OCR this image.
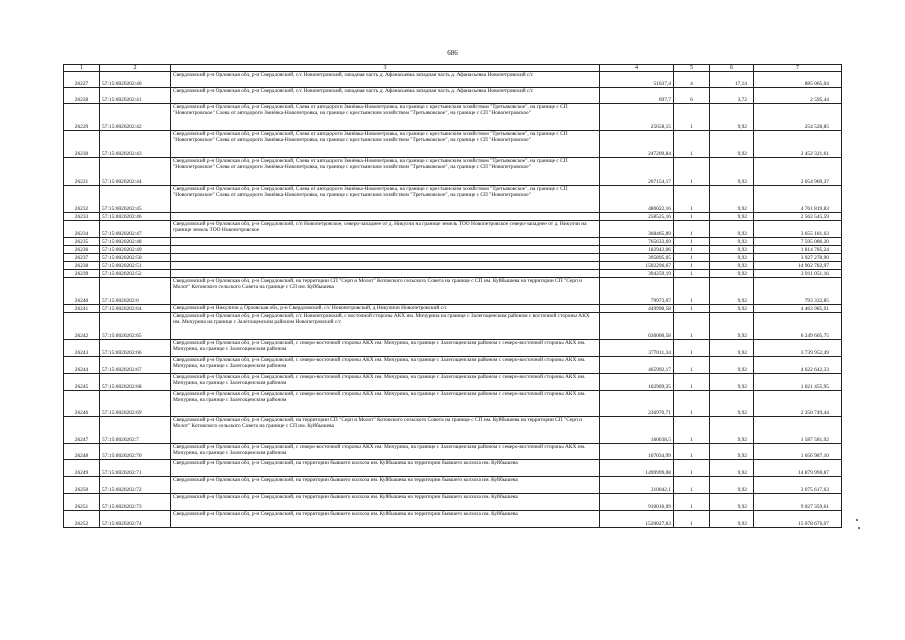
686
1	2	3	4	5	6	7
26227	57:15:0020202:40	Свердловский р-н Орловская обл, р-н Свердловский, с/с Новопетровский, западная часть д. Афанасьевка западная часть д. Афанасьевка Новопетровский с/с	51637,4	4	17,14	885 065,04
26228	57:15:0020202:41	Свердловский р-н Орловская обл, р-н Свердловский, с/с Новопетровский, западная часть д. Афанасьевка западная часть д. Афанасьевка Новопетровский с/с	697,7	6	3,72	2 595,44
26229	57:15:0020202:42	Свердловский р-н Орловская обл, р-н Свердловский, Слева от автодороги Змиёвка-Новопетровка, на границе с крестьянским хозяйством "Третьяковское", на границе с СП "Новопетровское" Слева от автодороги Змиёвка-Новопетровка, на границе с крестьянским хозяйством "Третьяковское", на границе с СП "Новопетровское"	25658,15	1	9,92	254 528,85
26230	57:15:0020202:43	Свердловский р-н Орловская обл, р-н Свердловский, Слева от автодороги Змиёвка-Новопетровка, на границе с крестьянским хозяйством "Третьяковское", на границе с СП "Новопетровское" Слева от автодороги Змиёвка-Новопетровка, на границе с крестьянским хозяйством "Третьяковское", на границе с СП "Новопетровское"	247209,84	1	9,92	2 452 321,61
26231	57:15:0020202:44	Свердловский р-н Орловская обл, р-н Свердловский, Слева от автодороги Змиёвка-Новопетровка, на границе с крестьянским хозяйством "Третьяковское", на границе с СП "Новопетровское" Слева от автодороги Змиёвка-Новопетровка, на границе с крестьянским хозяйством "Третьяковское", на границе с СП "Новопетровское"	207154,17	1	9,92	2 054 969,37
26232	57:15:0020202:45	Свердловский р-н Орловская обл, р-н Свердловский, Слева от автодороги Змиёвка-Новопетровка, на границе с крестьянским хозяйством "Третьяковское", на границе с СП "Новопетровское" Слева от автодороги Змиёвка-Новопетровка, на границе с крестьянским хозяйством "Третьяковское", на границе с СП "Новопетровское"	480022,16	1	9,92	4 761 819,83
26233	57:15:0020202:46		258525,16	1	9,92	2 562 545,59
26234	57:15:0020202:47	Свердловский р-н Орловская обл, р-н Свердловский, с/п Новопетровское, северо-западнее от д. Никулчи на границе земель ТОО Новопетровское северо-западнее от д. Никулчи на границе земель ТОО Новопетровское	368465,89	1	9,92	3 655 181,63
26235	57:15:0020202:48		765633,69	1	9,92	7 595 086,20
26236	57:15:0020202:49		182942,06	1	9,92	1 814 785,24
26237	57:15:0020202:50		395895,05	1	9,92	3 927 278,90
26238	57:15:0020202:51		1502296,67	1	9,92	14 902 782,97
26239	57:15:0020202:52		394259,19	1	9,92	3 911 051,16
26240	57:15:0020202:6	Свердловский р-н Орловская обл, р-н Свердловский, на территории СП "Серп и Молот" Котовского сельского Совета на границе с СП им. Куйбышева на территории СП "Серп и Молот" Котовского сельского Совета на границе с СП им. Куйбышева	79973,07	1	9,92	793 332,85
26241	57:15:0020202:64	Свердловский р-н Никуличи д Орловская обл, р-н Свердловский, с/с Новопетровский, д Никуличи Новопетровский с/с	449998,58	1	9,92	4 463 985,91
26242	57:15:0020202:65	Свердловский р-н Орловская обл, р-н Свердловский, с/с Новопетровский, с восточной стороны АКХ им. Мичурина на границе с Залегощенским районом с восточной стороны АКХ им. Мичурина на границе с Залегощенским районом Новопетровский с/с	630000,58	1	9,92	6 249 605,75
26243	57:15:0020202:66	Свердловский р-н Орловская обл, р-н Свердловский, с северо-восточной стороны АКХ им. Мичурина, на границе с Залегощенским районом с северо-восточной стороны АКХ им. Мичурина, на границе с Залегощенским районом	377011,34	1	9,92	3 739 952,49
26244	57:15:0020202:67	Свердловский р-н Орловская обл, р-н Свердловский, с северо-восточной стороны АКХ им. Мичурина, на границе с Залегощенским районом с северо-восточной стороны АКХ им. Мичурина, на границе с Залегощенским районом	465992,17	1	9,92	4 622 642,33
26245	57:15:0020202:68	Свердловский р-н Орловская обл, р-н Свердловский, с северо-восточной стороны АКХ им. Мичурина, на границе с Залегощенским районом с северо-восточной стороны АКХ им. Мичурина, на границе с Залегощенским районом	102969,35	1	9,92	1 021 455,95
26246	57:15:0020202:69	Свердловский р-н Орловская обл, р-н Свердловский, с северо-восточной стороны АКХ им. Мичурина, на границе с Залегощенским районом с северо-восточной стороны АКХ им. Мичурина, на границе с Залегощенским районом	236970,71	1	9,92	2 350 749,44
26247	57:15:0020202:7	Свердловский р-н Орловская обл, р-н Свердловский, на территории СП "Серп и Молот" Котовского сельского Совета на границе с СП им. Куйбышева на территории СП "Серп и Молот" Котовского сельского Совета на границе с СП им. Куйбышева	160038,5	1	9,92	1 587 581,92
26248	57:15:0020202:70	Свердловский р-н Орловская обл, р-н Свердловский, с северо-восточной стороны АКХ им. Мичурина, на границе с Залегощенским районом с северо-восточной стороны АКХ им. Мичурина, на границе с Залегощенским районом	167034,99	1	9,92	1 656 987,10
26249	57:15:0020202:71	Свердловский р-н Орловская обл, р-н Свердловский, на территории бывшего колхоза им. Куйбышева на территории бывшего колхоза им. Куйбышева	1499999,08	1	9,92	14 879 990,87
26250	57:15:0020202:72	Свердловский р-н Орловская обл, р-н Свердловский, на территории бывшего колхоза им. Куйбышева на территории бывшего колхоза им. Куйбышева	310042,1	1	9,92	3 075 617,63
26251	57:15:0020202:73	Свердловский р-н Орловская обл, р-н Свердловский, на территории бывшего колхоза им. Куйбышева на территории бывшего колхоза им. Куйбышева	910016,09	1	9,92	9 027 359,61
26252	57:15:0020202:74	Свердловский р-н Орловская обл, р-н Свердловский, на территории бывшего колхоза им. Куйбышева на территории бывшего колхоза им. Куйбышева	1520027,83	1	9,92	15 078 676,07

________________________________________

AIM OF THE TASK:
Give back each entry exactly as it appears, with no pictures.

REPLY:
OCR this image.
686
1	2	3	4	5	6	7
26227	57:15:0020202:40	Свердловский р-н Орловская обл, р-н Свердловский, с/с Новопетровский, западная часть д. Афанасьевка западная часть д. Афанасьевка Новопетровский с/с	51637,4	4	17,14	885 065,04
26228	57:15:0020202:41	Свердловский р-н Орловская обл, р-н Свердловский, с/с Новопетровский, западная часть д. Афанасьевка западная часть д. Афанасьевка Новопетровский с/с	697,7	6	3,72	2 595,44
26229	57:15:0020202:42	Свердловский р-н Орловская обл, р-н Свердловский, Слева от автодороги Змиёвка-Новопетровка, на границе с крестьянским хозяйством "Третьяковское", на границе с СП "Новопетровское" Слева от автодороги Змиёвка-Новопетровка, на границе с крестьянским хозяйством "Третьяковское", на границе с СП "Новопетровское"	25658,15	1	9,92	254 528,85
26230	57:15:0020202:43	Свердловский р-н Орловская обл, р-н Свердловский, Слева от автодороги Змиёвка-Новопетровка, на границе с крестьянским хозяйством "Третьяковское", на границе с СП "Новопетровское" Слева от автодороги Змиёвка-Новопетровка, на границе с крестьянским хозяйством "Третьяковское", на границе с СП "Новопетровское"	247209,84	1	9,92	2 452 321,61
26231	57:15:0020202:44	Свердловский р-н Орловская обл, р-н Свердловский, Слева от автодороги Змиёвка-Новопетровка, на границе с крестьянским хозяйством "Третьяковское", на границе с СП "Новопетровское" Слева от автодороги Змиёвка-Новопетровка, на границе с крестьянским хозяйством "Третьяковское", на границе с СП "Новопетровское"	207154,17	1	9,92	2 054 969,37
26232	57:15:0020202:45	Свердловский р-н Орловская обл, р-н Свердловский, Слева от автодороги Змиёвка-Новопетровка, на границе с крестьянским хозяйством "Третьяковское", на границе с СП "Новопетровское" Слева от автодороги Змиёвка-Новопетровка, на границе с крестьянским хозяйством "Третьяковское", на границе с СП "Новопетровское"	480022,16	1	9,92	4 761 819,83
26233	57:15:0020202:46		258525,16	1	9,92	2 562 545,59
26234	57:15:0020202:47	Свердловский р-н Орловская обл, р-н Свердловский, с/п Новопетровское, северо-западнее от д. Никулчи на границе земель ТОО Новопетровское северо-западнее от д. Никулчи на границе земель ТОО Новопетровское	368465,89	1	9,92	3 655 181,63
26235	57:15:0020202:48		765633,69	1	9,92	7 595 086,20
26236	57:15:0020202:49		182942,06	1	9,92	1 814 785,24
26237	57:15:0020202:50		395895,05	1	9,92	3 927 278,90
26238	57:15:0020202:51		1502296,67	1	9,92	14 902 782,97
26239	57:15:0020202:52		394259,19	1	9,92	3 911 051,16
26240	57:15:0020202:6	Свердловский р-н Орловская обл, р-н Свердловский, на территории СП "Серп и Молот" Котовского сельского Совета на границе с СП им. Куйбышева на территории СП "Серп и Молот" Котовского сельского Совета на границе с СП им. Куйбышева	79973,07	1	9,92	793 332,85
26241	57:15:0020202:64	Свердловский р-н Никуличи д Орловская обл, р-н Свердловский, с/с Новопетровский, д Никуличи Новопетровский с/с	449998,58	1	9,92	4 463 985,91
26242	57:15:0020202:65	Свердловский р-н Орловская обл, р-н Свердловский, с/с Новопетровский, с восточной стороны АКХ им. Мичурина на границе с Залегощенским районом с восточной стороны АКХ им. Мичурина на границе с Залегощенским районом Новопетровский с/с	630000,58	1	9,92	6 249 605,75
26243	57:15:0020202:66	Свердловский р-н Орловская обл, р-н Свердловский, с северо-восточной стороны АКХ им. Мичурина, на границе с Залегощенским районом с северо-восточной стороны АКХ им. Мичурина, на границе с Залегощенским районом	377011,34	1	9,92	3 739 952,49
26244	57:15:0020202:67	Свердловский р-н Орловская обл, р-н Свердловский, с северо-восточной стороны АКХ им. Мичурина, на границе с Залегощенским районом с северо-восточной стороны АКХ им. Мичурина, на границе с Залегощенским районом	465992,17	1	9,92	4 622 642,33
26245	57:15:0020202:68	Свердловский р-н Орловская обл, р-н Свердловский, с северо-восточной стороны АКХ им. Мичурина, на границе с Залегощенским районом с северо-восточной стороны АКХ им. Мичурина, на границе с Залегощенским районом	102969,35	1	9,92	1 021 455,95
26246	57:15:0020202:69	Свердловский р-н Орловская обл, р-н Свердловский, с северо-восточной стороны АКХ им. Мичурина, на границе с Залегощенским районом с северо-восточной стороны АКХ им. Мичурина, на границе с Залегощенским районом	236970,71	1	9,92	2 350 749,44
26247	57:15:0020202:7	Свердловский р-н Орловская обл, р-н Свердловский, на территории СП "Серп и Молот" Котовского сельского Совета на границе с СП им. Куйбышева на территории СП "Серп и Молот" Котовского сельского Совета на границе с СП им. Куйбышева	160038,5	1	9,92	1 587 581,92
26248	57:15:0020202:70	Свердловский р-н Орловская обл, р-н Свердловский, с северо-восточной стороны АКХ им. Мичурина, на границе с Залегощенским районом с северо-восточной стороны АКХ им. Мичурина, на границе с Залегощенским районом	167034,99	1	9,92	1 656 987,10
26249	57:15:0020202:71	Свердловский р-н Орловская обл, р-н Свердловский, на территории бывшего колхоза им. Куйбышева на территории бывшего колхоза им. Куйбышева	1499999,08	1	9,92	14 879 990,87
26250	57:15:0020202:72	Свердловский р-н Орловская обл, р-н Свердловский, на территории бывшего колхоза им. Куйбышева на территории бывшего колхоза им. Куйбышева	310042,1	1	9,92	3 075 617,63
26251	57:15:0020202:73	Свердловский р-н Орловская обл, р-н Свердловский, на территории бывшего колхоза им. Куйбышева на территории бывшего колхоза им. Куйбышева	910016,09	1	9,92	9 027 359,61
26252	57:15:0020202:74	Свердловский р-н Орловская обл, р-н Свердловский, на территории бывшего колхоза им. Куйбышева на территории бывшего колхоза им. Куйбышева	1520027,83	1	9,92	15 078 676,07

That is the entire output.